● To do
Copy each line that holds "системи".

● Exercise material
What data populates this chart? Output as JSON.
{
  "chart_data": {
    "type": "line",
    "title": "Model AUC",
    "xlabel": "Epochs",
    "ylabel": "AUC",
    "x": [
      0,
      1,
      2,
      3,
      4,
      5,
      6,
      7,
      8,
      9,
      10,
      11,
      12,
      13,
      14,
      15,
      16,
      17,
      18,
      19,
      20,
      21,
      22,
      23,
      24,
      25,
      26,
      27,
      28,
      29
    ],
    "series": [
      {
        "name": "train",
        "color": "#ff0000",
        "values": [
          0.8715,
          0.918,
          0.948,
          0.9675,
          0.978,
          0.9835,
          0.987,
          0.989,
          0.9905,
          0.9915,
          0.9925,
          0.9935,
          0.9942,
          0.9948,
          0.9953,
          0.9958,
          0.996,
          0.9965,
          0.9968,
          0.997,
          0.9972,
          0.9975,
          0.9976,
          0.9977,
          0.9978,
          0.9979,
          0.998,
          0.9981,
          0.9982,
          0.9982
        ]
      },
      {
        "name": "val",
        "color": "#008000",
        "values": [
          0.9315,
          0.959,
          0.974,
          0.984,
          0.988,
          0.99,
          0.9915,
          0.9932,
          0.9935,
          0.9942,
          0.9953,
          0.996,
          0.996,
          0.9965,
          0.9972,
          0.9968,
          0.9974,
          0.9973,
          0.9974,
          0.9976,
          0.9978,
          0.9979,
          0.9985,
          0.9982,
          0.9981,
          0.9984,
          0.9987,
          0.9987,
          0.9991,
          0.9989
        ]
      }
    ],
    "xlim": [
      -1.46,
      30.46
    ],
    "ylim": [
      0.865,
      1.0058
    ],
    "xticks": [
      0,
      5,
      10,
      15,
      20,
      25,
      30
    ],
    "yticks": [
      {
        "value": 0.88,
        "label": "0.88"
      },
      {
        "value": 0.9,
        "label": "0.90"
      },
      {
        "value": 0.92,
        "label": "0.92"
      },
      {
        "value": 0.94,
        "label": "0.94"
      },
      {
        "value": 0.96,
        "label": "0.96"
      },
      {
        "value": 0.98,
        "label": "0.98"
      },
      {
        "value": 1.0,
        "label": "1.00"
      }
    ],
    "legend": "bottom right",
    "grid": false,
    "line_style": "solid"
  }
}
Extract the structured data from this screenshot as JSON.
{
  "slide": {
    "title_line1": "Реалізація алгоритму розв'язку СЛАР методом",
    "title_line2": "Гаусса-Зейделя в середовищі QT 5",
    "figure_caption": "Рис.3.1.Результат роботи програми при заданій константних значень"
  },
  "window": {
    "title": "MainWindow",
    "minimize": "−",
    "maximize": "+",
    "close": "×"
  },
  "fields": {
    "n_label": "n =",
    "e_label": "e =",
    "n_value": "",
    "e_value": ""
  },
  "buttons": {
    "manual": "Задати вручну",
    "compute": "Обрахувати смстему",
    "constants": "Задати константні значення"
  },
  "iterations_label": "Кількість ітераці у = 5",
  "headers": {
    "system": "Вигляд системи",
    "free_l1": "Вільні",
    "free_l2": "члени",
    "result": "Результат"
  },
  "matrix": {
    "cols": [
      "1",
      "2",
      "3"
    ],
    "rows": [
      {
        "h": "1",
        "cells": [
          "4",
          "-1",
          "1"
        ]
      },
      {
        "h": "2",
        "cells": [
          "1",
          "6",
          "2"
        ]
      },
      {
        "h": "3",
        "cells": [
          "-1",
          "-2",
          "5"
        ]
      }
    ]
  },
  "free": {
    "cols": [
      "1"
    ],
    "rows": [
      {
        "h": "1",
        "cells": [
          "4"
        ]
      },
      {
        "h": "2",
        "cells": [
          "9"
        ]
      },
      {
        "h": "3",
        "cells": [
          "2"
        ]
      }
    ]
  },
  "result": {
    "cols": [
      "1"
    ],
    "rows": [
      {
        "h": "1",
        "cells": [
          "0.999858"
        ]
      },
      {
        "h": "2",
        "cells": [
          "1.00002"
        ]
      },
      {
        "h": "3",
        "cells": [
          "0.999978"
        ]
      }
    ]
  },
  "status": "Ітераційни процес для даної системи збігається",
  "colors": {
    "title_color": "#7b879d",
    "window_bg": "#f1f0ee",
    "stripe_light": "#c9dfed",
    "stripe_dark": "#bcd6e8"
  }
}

● Result for this exercise
    "system": "Вигляд системи",
  "status": "Ітераційни процес для даної системи збігається",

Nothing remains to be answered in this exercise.